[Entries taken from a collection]
◆ ◆ ◆ ◆ ◆
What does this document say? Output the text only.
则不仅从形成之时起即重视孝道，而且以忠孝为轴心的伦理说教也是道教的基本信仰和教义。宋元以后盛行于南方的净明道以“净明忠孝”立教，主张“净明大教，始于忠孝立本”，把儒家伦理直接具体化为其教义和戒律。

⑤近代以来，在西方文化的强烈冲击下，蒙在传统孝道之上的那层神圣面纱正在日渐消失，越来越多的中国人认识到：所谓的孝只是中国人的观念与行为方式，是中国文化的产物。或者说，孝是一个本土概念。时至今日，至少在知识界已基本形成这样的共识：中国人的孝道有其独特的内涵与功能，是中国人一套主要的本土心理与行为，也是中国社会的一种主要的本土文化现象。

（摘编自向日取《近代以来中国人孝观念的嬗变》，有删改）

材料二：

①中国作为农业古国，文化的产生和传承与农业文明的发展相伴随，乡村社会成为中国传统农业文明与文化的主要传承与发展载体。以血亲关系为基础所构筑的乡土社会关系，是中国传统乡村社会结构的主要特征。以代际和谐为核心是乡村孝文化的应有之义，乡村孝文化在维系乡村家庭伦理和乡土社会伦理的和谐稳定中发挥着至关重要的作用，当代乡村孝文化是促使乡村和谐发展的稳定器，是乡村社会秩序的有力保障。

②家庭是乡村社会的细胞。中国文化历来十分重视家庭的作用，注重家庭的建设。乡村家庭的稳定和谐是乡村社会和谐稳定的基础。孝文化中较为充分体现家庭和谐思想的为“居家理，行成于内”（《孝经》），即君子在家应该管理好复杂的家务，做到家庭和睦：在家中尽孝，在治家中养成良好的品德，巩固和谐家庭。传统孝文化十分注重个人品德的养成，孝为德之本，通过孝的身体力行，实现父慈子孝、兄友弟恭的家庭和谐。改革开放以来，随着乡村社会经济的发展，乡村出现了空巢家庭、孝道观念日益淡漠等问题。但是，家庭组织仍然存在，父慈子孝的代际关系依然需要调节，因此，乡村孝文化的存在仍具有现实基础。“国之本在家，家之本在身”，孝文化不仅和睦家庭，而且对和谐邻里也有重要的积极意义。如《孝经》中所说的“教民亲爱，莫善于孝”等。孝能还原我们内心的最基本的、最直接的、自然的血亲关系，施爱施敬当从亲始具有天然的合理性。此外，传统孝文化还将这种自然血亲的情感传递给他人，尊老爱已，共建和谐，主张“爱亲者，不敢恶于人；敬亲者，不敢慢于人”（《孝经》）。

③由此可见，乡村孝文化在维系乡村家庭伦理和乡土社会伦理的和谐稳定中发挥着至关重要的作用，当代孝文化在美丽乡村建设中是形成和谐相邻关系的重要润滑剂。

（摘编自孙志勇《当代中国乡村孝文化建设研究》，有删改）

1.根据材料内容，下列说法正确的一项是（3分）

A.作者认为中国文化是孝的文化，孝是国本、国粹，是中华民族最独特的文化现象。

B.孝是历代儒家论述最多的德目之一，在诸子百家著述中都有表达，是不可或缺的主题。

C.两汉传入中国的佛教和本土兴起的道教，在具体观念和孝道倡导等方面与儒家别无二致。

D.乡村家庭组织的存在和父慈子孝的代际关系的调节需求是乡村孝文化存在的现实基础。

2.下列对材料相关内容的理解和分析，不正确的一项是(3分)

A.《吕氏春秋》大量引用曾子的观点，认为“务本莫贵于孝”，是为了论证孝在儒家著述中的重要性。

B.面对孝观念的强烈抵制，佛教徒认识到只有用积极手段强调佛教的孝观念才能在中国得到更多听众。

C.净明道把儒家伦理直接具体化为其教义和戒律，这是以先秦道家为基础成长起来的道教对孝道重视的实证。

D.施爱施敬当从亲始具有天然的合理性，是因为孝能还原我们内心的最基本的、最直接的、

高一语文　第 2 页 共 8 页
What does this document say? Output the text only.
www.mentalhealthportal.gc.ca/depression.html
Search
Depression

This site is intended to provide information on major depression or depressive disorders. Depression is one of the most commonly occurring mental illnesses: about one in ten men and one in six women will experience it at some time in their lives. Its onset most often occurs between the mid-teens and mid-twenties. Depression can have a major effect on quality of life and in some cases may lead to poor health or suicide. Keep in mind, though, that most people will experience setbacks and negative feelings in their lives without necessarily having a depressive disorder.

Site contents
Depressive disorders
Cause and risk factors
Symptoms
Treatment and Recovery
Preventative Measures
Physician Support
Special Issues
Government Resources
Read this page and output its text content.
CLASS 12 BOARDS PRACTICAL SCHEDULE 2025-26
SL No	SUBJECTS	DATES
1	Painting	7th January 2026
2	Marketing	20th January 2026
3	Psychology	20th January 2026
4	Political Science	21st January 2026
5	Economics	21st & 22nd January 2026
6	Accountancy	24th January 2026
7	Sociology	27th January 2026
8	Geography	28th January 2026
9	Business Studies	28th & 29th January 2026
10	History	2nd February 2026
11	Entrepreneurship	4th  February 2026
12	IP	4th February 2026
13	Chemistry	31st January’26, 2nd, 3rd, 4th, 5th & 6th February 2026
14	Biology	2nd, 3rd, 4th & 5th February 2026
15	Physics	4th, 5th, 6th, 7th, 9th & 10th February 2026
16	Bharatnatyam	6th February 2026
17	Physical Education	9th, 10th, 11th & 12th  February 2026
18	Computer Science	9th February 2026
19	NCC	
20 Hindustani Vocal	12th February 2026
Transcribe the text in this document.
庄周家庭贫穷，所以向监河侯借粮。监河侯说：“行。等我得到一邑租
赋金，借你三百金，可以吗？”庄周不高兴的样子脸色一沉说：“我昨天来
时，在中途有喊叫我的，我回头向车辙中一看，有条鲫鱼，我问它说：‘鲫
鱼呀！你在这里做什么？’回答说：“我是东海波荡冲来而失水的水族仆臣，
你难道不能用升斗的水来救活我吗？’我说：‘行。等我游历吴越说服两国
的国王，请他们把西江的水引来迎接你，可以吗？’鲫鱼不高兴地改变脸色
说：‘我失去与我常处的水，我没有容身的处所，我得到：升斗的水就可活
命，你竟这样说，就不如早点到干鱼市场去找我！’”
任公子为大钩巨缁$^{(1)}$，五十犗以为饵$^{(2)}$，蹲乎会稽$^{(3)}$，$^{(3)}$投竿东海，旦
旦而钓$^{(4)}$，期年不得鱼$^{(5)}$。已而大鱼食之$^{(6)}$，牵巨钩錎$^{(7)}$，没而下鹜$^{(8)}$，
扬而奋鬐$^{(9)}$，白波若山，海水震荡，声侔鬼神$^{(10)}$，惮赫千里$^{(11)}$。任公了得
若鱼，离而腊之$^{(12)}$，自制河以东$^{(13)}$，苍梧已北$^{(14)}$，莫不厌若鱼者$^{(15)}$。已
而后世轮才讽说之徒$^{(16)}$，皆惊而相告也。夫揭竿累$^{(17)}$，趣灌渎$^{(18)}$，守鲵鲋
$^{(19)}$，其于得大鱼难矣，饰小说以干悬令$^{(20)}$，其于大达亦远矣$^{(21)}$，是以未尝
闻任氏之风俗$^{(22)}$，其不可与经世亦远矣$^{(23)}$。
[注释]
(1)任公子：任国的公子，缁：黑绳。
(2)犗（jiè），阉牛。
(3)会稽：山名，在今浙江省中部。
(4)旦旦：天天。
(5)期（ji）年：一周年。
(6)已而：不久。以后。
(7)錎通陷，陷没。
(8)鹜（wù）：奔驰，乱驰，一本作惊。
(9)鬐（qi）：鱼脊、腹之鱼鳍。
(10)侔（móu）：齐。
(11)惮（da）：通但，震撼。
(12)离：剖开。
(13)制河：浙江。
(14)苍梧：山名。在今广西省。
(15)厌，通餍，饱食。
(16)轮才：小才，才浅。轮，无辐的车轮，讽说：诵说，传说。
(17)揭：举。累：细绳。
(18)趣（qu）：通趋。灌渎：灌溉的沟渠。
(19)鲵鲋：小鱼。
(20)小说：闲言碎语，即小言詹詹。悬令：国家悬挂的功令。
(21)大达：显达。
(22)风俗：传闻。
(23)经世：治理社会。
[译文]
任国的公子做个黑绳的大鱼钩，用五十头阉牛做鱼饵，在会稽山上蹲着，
◆ ◆ ◆ ◆ ◆
→ **Problem to solve**: Begin at the line containing "Transcribe the text in this document." and reproduce each line through the end of the records above.

→ **Answer to this problem**:
Transcribe the text in this document.
庄周家庭贫穷，所以向监河侯借粮。监河侯说：“行。等我得到一邑租
赋金，借你三百金，可以吗？”庄周不高兴的样子脸色一沉说：“我昨天来
时，在中途有喊叫我的，我回头向车辙中一看，有条鲫鱼，我问它说：‘鲫
鱼呀！你在这里做什么？’回答说：“我是东海波荡冲来而失水的水族仆臣，
你难道不能用升斗的水来救活我吗？’我说：‘行。等我游历吴越说服两国
的国王，请他们把西江的水引来迎接你，可以吗？’鲫鱼不高兴地改变脸色
说：‘我失去与我常处的水，我没有容身的处所，我得到：升斗的水就可活
命，你竟这样说，就不如早点到干鱼市场去找我！’”
任公子为大钩巨缁$^{(1)}$，五十犗以为饵$^{(2)}$，蹲乎会稽$^{(3)}$，$^{(3)}$投竿东海，旦
旦而钓$^{(4)}$，期年不得鱼$^{(5)}$。已而大鱼食之$^{(6)}$，牵巨钩錎$^{(7)}$，没而下鹜$^{(8)}$，
扬而奋鬐$^{(9)}$，白波若山，海水震荡，声侔鬼神$^{(10)}$，惮赫千里$^{(11)}$。任公了得
若鱼，离而腊之$^{(12)}$，自制河以东$^{(13)}$，苍梧已北$^{(14)}$，莫不厌若鱼者$^{(15)}$。已
而后世轮才讽说之徒$^{(16)}$，皆惊而相告也。夫揭竿累$^{(17)}$，趣灌渎$^{(18)}$，守鲵鲋
$^{(19)}$，其于得大鱼难矣，饰小说以干悬令$^{(20)}$，其于大达亦远矣$^{(21)}$，是以未尝
闻任氏之风俗$^{(22)}$，其不可与经世亦远矣$^{(23)}$。
[注释]
(1)任公子：任国的公子，缁：黑绳。
(2)犗（jiè），阉牛。
(3)会稽：山名，在今浙江省中部。
(4)旦旦：天天。
(5)期（ji）年：一周年。
(6)已而：不久。以后。
(7)錎通陷，陷没。
(8)鹜（wù）：奔驰，乱驰，一本作惊。
(9)鬐（qi）：鱼脊、腹之鱼鳍。
(10)侔（móu）：齐。
(11)惮（da）：通但，震撼。
(12)离：剖开。
(13)制河：浙江。
(14)苍梧：山名。在今广西省。
(15)厌，通餍，饱食。
(16)轮才：小才，才浅。轮，无辐的车轮，讽说：诵说，传说。
(17)揭：举。累：细绳。
(18)趣（qu）：通趋。灌渎：灌溉的沟渠。
(19)鲵鲋：小鱼。
(20)小说：闲言碎语，即小言詹詹。悬令：国家悬挂的功令。
(21)大达：显达。
(22)风俗：传闻。
(23)经世：治理社会。
[译文]
任国的公子做个黑绳的大鱼钩，用五十头阉牛做鱼饵，在会稽山上蹲着，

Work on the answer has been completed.